(Data entries)
▼

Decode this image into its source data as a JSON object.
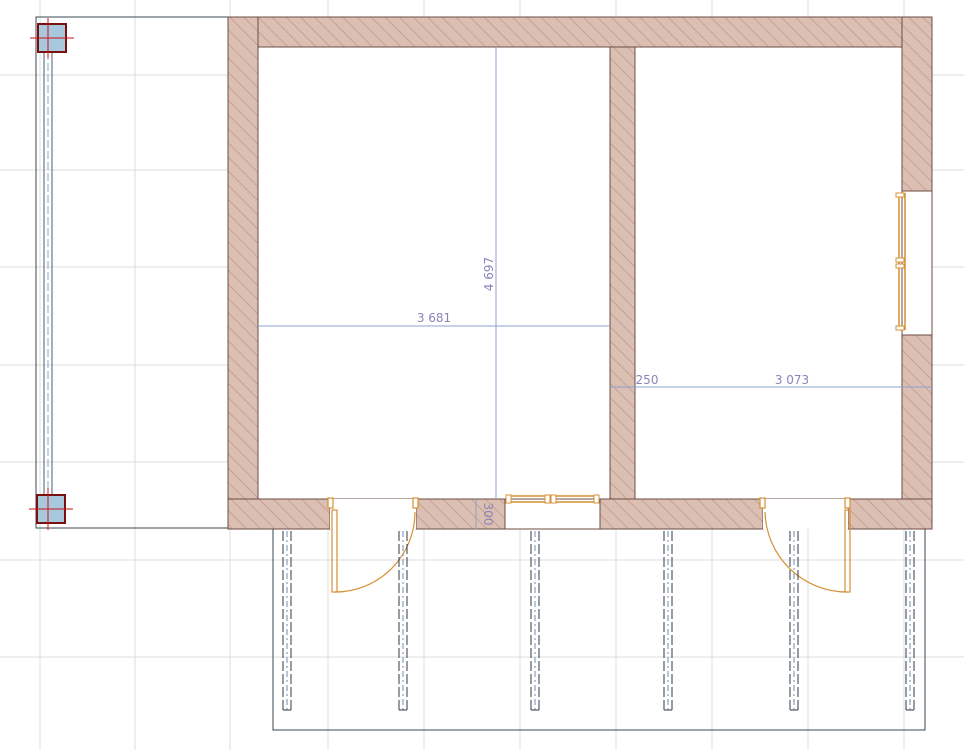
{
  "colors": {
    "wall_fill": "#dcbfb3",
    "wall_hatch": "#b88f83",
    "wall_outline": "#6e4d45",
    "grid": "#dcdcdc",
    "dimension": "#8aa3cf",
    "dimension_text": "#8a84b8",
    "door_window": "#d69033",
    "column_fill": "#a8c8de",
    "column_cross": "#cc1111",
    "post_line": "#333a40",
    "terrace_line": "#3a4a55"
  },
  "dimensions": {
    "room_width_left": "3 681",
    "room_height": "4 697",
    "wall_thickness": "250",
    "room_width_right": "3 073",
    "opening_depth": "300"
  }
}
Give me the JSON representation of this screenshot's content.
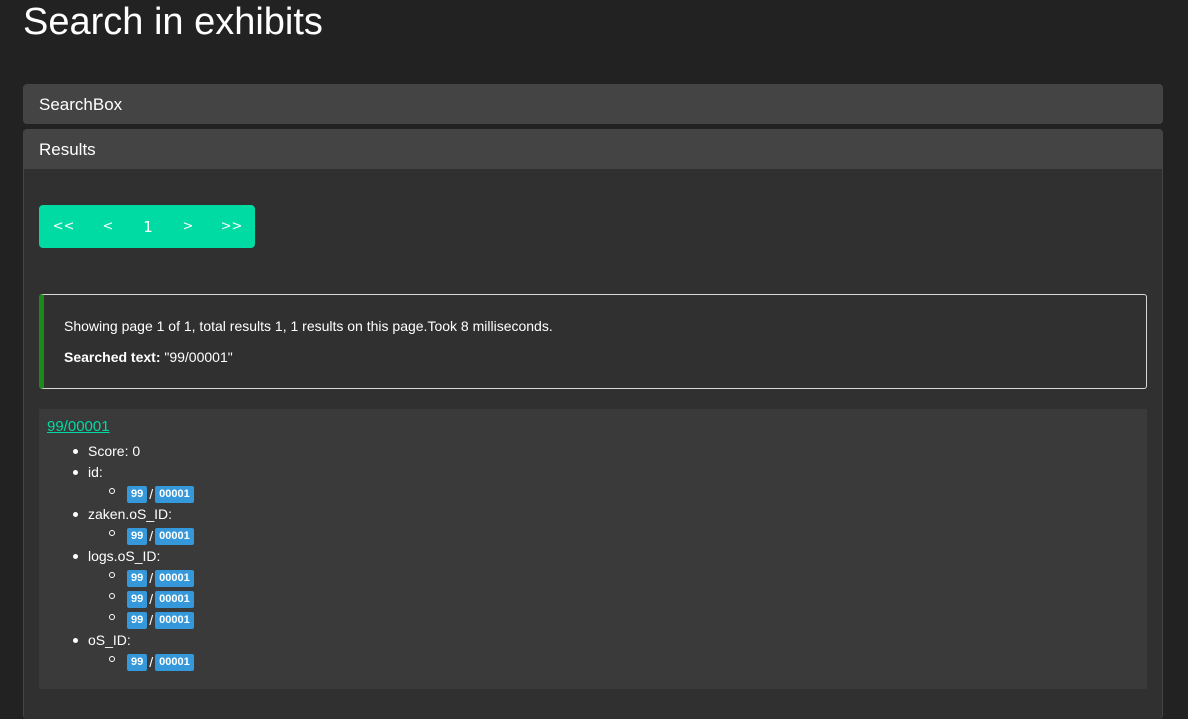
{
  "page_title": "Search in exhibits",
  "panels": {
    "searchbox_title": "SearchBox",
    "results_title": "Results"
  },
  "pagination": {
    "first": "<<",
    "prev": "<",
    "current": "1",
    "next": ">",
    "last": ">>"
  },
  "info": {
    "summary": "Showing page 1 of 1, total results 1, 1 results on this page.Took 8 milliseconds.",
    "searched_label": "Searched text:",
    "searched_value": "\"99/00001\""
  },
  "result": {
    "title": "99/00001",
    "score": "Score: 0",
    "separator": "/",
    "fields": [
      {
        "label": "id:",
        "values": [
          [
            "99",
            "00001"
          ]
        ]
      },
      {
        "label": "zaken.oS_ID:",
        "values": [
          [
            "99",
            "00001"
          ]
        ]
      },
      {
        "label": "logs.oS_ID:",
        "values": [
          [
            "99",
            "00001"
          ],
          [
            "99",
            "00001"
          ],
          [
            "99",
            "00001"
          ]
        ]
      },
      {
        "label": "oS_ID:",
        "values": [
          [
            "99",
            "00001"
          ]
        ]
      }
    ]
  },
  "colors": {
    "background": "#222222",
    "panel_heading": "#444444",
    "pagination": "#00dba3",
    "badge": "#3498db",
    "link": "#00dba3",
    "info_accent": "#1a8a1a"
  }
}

▲

**Exercise brief**.
Make an exact copy of the data, leaving its pictures out.

**Solution to this task**.
Decode this image into its source data as a JSON object.
{
  "colors": {
    "wall_fill": "#dcbfb3",
    "wall_hatch": "#b88f83",
    "wall_outline": "#6e4d45",
    "grid": "#dcdcdc",
    "dimension": "#8aa3cf",
    "dimension_text": "#8a84b8",
    "door_window": "#d69033",
    "column_fill": "#a8c8de",
    "column_cross": "#cc1111",
    "post_line": "#333a40",
    "terrace_line": "#3a4a55"
  },
  "dimensions": {
    "room_width_left": "3 681",
    "room_height": "4 697",
    "wall_thickness": "250",
    "room_width_right": "3 073",
    "opening_depth": "300"
  }
}
Give me the JSON representation of this screenshot's content.
{
  "page_title": "Search in exhibits",
  "panels": {
    "searchbox_title": "SearchBox",
    "results_title": "Results"
  },
  "pagination": {
    "first": "<<",
    "prev": "<",
    "current": "1",
    "next": ">",
    "last": ">>"
  },
  "info": {
    "summary": "Showing page 1 of 1, total results 1, 1 results on this page.Took 8 milliseconds.",
    "searched_label": "Searched text:",
    "searched_value": "\"99/00001\""
  },
  "result": {
    "title": "99/00001",
    "score": "Score: 0",
    "separator": "/",
    "fields": [
      {
        "label": "id:",
        "values": [
          [
            "99",
            "00001"
          ]
        ]
      },
      {
        "label": "zaken.oS_ID:",
        "values": [
          [
            "99",
            "00001"
          ]
        ]
      },
      {
        "label": "logs.oS_ID:",
        "values": [
          [
            "99",
            "00001"
          ],
          [
            "99",
            "00001"
          ],
          [
            "99",
            "00001"
          ]
        ]
      },
      {
        "label": "oS_ID:",
        "values": [
          [
            "99",
            "00001"
          ]
        ]
      }
    ]
  },
  "colors": {
    "background": "#222222",
    "panel_heading": "#444444",
    "pagination": "#00dba3",
    "badge": "#3498db",
    "link": "#00dba3",
    "info_accent": "#1a8a1a"
  }
}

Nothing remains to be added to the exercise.